*Objective*.
Reproduce all the entries exactly and keep the pictures out.

*Records supplied*.
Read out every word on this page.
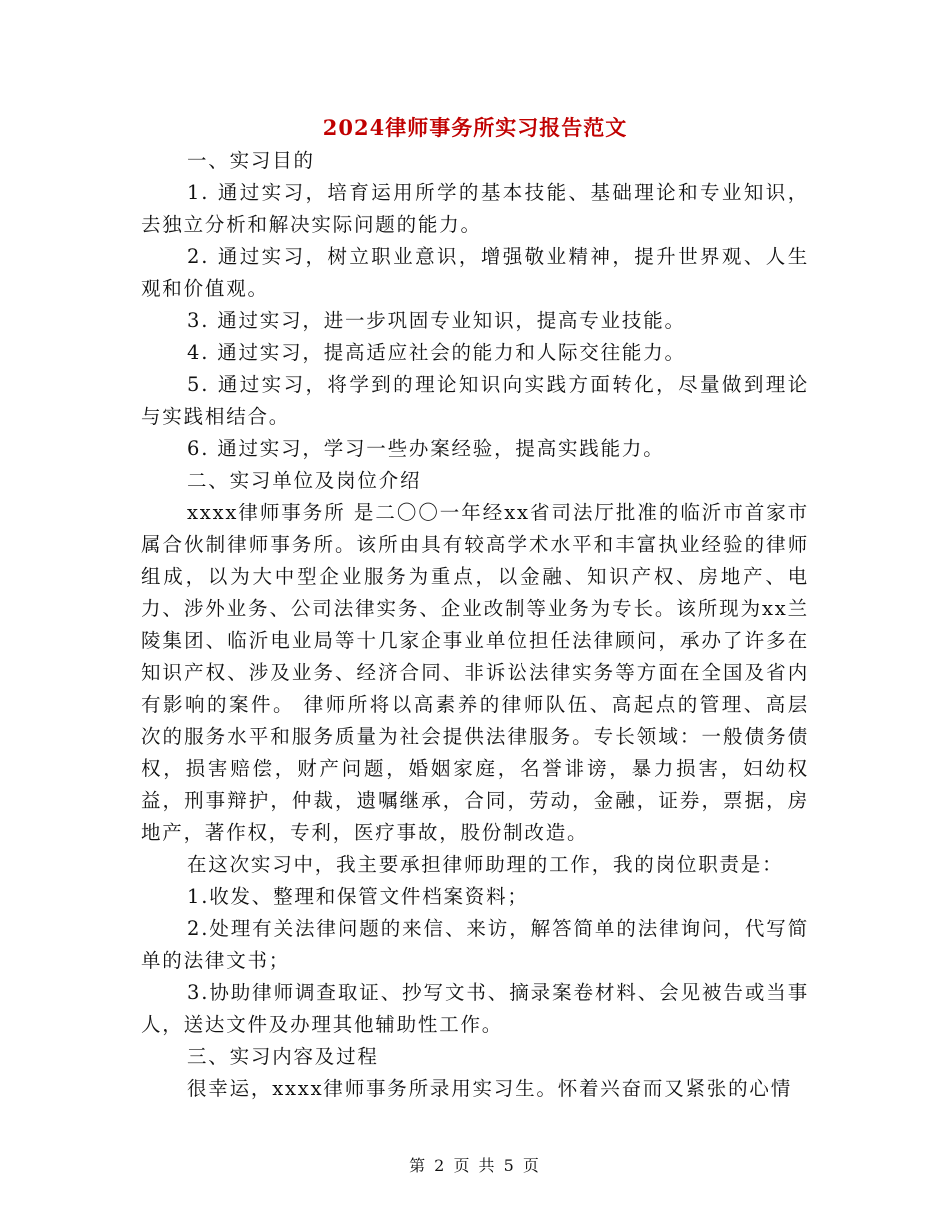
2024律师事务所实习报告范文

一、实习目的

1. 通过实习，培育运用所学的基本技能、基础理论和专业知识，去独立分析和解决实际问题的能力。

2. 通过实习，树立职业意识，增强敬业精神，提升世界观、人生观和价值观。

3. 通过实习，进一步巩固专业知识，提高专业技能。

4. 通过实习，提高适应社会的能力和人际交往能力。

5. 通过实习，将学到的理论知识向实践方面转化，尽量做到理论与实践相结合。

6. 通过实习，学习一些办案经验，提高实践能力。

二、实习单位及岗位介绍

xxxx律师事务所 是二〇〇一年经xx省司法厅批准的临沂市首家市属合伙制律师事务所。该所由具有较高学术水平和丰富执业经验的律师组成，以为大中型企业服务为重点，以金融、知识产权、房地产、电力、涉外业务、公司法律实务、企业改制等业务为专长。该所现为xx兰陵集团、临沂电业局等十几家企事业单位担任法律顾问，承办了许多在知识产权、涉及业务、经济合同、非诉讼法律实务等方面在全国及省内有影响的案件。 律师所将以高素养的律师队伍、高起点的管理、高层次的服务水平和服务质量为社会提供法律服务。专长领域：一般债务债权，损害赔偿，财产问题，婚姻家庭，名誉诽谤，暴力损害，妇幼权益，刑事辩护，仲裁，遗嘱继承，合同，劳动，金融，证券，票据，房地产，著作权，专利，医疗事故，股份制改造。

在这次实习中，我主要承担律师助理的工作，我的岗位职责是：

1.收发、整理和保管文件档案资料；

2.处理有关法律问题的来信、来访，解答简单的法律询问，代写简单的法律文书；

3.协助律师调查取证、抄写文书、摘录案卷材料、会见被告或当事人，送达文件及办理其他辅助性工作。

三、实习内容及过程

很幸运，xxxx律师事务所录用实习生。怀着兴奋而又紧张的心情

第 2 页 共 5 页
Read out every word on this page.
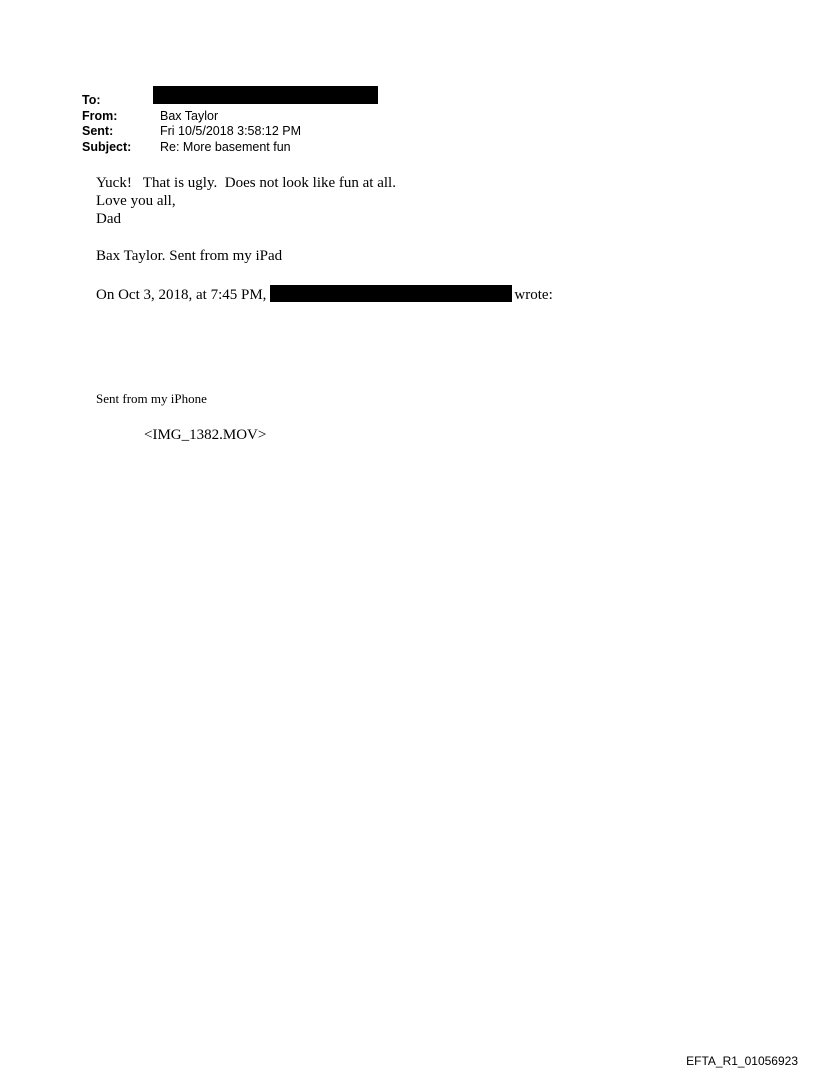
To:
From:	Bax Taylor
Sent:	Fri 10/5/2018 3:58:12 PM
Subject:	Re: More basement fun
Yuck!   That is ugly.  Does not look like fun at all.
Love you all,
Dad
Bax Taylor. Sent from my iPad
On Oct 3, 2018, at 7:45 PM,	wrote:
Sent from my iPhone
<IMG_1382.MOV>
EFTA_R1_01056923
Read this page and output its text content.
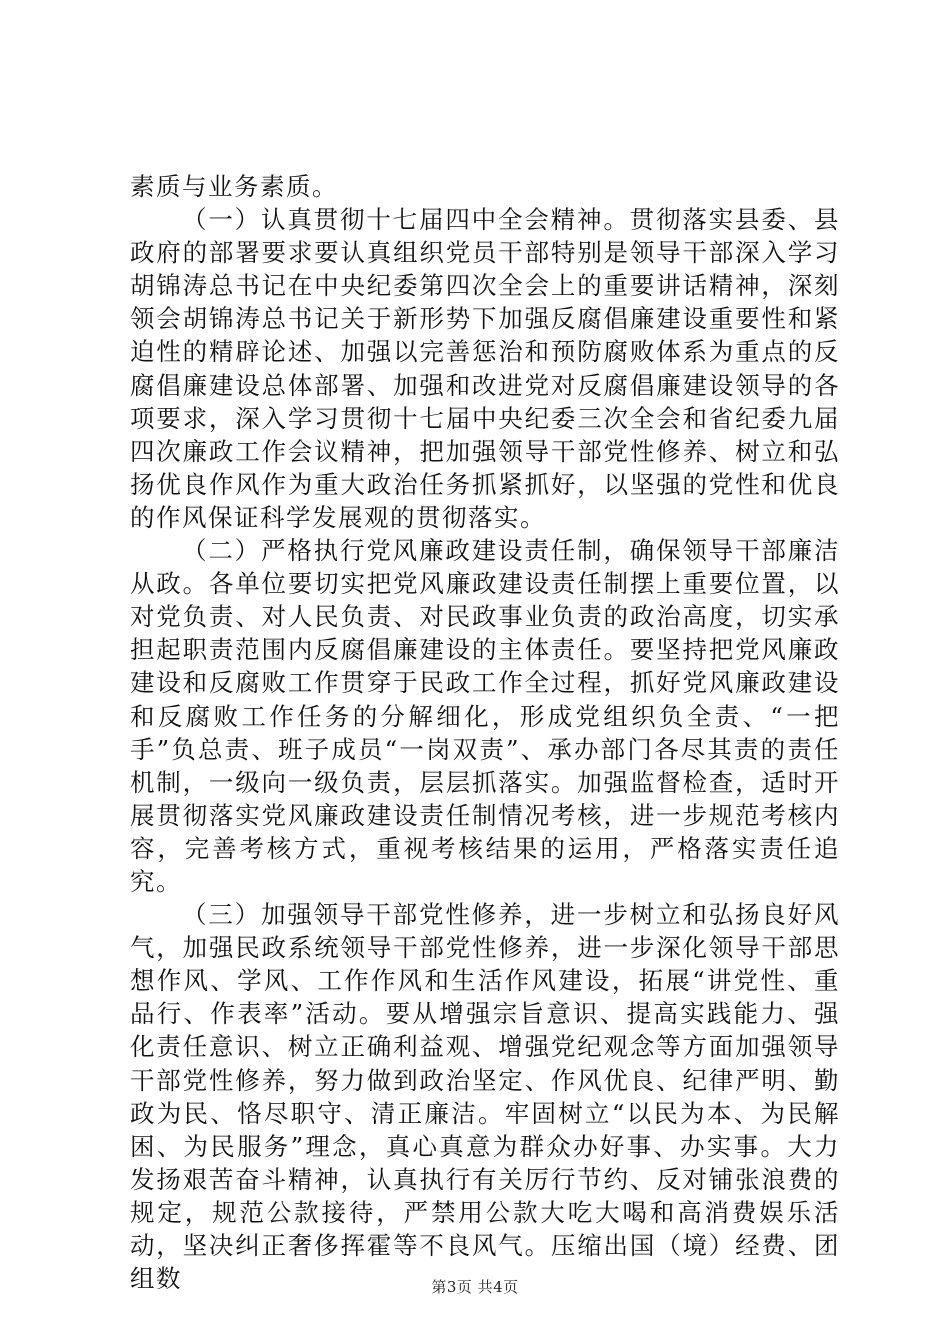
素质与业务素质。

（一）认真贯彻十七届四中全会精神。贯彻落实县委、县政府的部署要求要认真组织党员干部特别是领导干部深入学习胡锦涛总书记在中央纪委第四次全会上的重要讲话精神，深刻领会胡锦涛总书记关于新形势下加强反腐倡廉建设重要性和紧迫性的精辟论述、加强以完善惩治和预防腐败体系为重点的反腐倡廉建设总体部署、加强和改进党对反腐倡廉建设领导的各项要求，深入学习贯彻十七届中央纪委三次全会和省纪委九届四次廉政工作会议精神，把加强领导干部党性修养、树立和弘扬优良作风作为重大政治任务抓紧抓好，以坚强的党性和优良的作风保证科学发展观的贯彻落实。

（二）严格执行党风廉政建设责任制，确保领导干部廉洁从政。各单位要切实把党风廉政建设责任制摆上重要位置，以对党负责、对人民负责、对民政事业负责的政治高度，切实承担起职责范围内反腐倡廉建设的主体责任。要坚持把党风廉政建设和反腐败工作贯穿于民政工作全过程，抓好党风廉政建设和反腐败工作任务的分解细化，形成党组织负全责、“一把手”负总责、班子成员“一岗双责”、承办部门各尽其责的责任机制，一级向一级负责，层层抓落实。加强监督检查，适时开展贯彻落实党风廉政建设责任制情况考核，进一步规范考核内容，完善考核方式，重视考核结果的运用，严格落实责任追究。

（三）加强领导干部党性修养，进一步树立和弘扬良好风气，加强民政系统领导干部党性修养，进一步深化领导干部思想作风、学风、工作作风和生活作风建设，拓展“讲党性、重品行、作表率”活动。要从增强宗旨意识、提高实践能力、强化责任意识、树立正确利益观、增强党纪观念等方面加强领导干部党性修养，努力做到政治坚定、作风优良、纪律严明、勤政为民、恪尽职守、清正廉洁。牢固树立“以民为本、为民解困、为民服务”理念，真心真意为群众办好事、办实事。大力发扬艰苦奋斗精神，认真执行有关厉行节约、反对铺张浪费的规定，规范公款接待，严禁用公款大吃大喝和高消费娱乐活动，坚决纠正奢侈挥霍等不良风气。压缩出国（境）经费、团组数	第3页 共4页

*Output*.
Read out every word on this page.
2024律师事务所实习报告范文

一、实习目的

1. 通过实习，培育运用所学的基本技能、基础理论和专业知识，去独立分析和解决实际问题的能力。

2. 通过实习，树立职业意识，增强敬业精神，提升世界观、人生观和价值观。

3. 通过实习，进一步巩固专业知识，提高专业技能。

4. 通过实习，提高适应社会的能力和人际交往能力。

5. 通过实习，将学到的理论知识向实践方面转化，尽量做到理论与实践相结合。

6. 通过实习，学习一些办案经验，提高实践能力。

二、实习单位及岗位介绍

xxxx律师事务所 是二〇〇一年经xx省司法厅批准的临沂市首家市属合伙制律师事务所。该所由具有较高学术水平和丰富执业经验的律师组成，以为大中型企业服务为重点，以金融、知识产权、房地产、电力、涉外业务、公司法律实务、企业改制等业务为专长。该所现为xx兰陵集团、临沂电业局等十几家企事业单位担任法律顾问，承办了许多在知识产权、涉及业务、经济合同、非诉讼法律实务等方面在全国及省内有影响的案件。 律师所将以高素养的律师队伍、高起点的管理、高层次的服务水平和服务质量为社会提供法律服务。专长领域：一般债务债权，损害赔偿，财产问题，婚姻家庭，名誉诽谤，暴力损害，妇幼权益，刑事辩护，仲裁，遗嘱继承，合同，劳动，金融，证券，票据，房地产，著作权，专利，医疗事故，股份制改造。

在这次实习中，我主要承担律师助理的工作，我的岗位职责是：

1.收发、整理和保管文件档案资料；

2.处理有关法律问题的来信、来访，解答简单的法律询问，代写简单的法律文书；

3.协助律师调查取证、抄写文书、摘录案卷材料、会见被告或当事人，送达文件及办理其他辅助性工作。

三、实习内容及过程

很幸运，xxxx律师事务所录用实习生。怀着兴奋而又紧张的心情

第 2 页 共 5 页
Read out every word on this page.
To:
From:	Bax Taylor
Sent:	Fri 10/5/2018 3:58:12 PM
Subject:	Re: More basement fun
Yuck!   That is ugly.  Does not look like fun at all.
Love you all,
Dad
Bax Taylor. Sent from my iPad
On Oct 3, 2018, at 7:45 PM,	wrote:
Sent from my iPhone
<IMG_1382.MOV>
EFTA_R1_01056923
Read this page and output its text content.
素质与业务素质。

（一）认真贯彻十七届四中全会精神。贯彻落实县委、县政府的部署要求要认真组织党员干部特别是领导干部深入学习胡锦涛总书记在中央纪委第四次全会上的重要讲话精神，深刻领会胡锦涛总书记关于新形势下加强反腐倡廉建设重要性和紧迫性的精辟论述、加强以完善惩治和预防腐败体系为重点的反腐倡廉建设总体部署、加强和改进党对反腐倡廉建设领导的各项要求，深入学习贯彻十七届中央纪委三次全会和省纪委九届四次廉政工作会议精神，把加强领导干部党性修养、树立和弘扬优良作风作为重大政治任务抓紧抓好，以坚强的党性和优良的作风保证科学发展观的贯彻落实。

（二）严格执行党风廉政建设责任制，确保领导干部廉洁从政。各单位要切实把党风廉政建设责任制摆上重要位置，以对党负责、对人民负责、对民政事业负责的政治高度，切实承担起职责范围内反腐倡廉建设的主体责任。要坚持把党风廉政建设和反腐败工作贯穿于民政工作全过程，抓好党风廉政建设和反腐败工作任务的分解细化，形成党组织负全责、“一把手”负总责、班子成员“一岗双责”、承办部门各尽其责的责任机制，一级向一级负责，层层抓落实。加强监督检查，适时开展贯彻落实党风廉政建设责任制情况考核，进一步规范考核内容，完善考核方式，重视考核结果的运用，严格落实责任追究。

（三）加强领导干部党性修养，进一步树立和弘扬良好风气，加强民政系统领导干部党性修养，进一步深化领导干部思想作风、学风、工作作风和生活作风建设，拓展“讲党性、重品行、作表率”活动。要从增强宗旨意识、提高实践能力、强化责任意识、树立正确利益观、增强党纪观念等方面加强领导干部党性修养，努力做到政治坚定、作风优良、纪律严明、勤政为民、恪尽职守、清正廉洁。牢固树立“以民为本、为民解困、为民服务”理念，真心真意为群众办好事、办实事。大力发扬艰苦奋斗精神，认真执行有关厉行节约、反对铺张浪费的规定，规范公款接待，严禁用公款大吃大喝和高消费娱乐活动，坚决纠正奢侈挥霍等不良风气。压缩出国（境）经费、团组数	第3页 共4页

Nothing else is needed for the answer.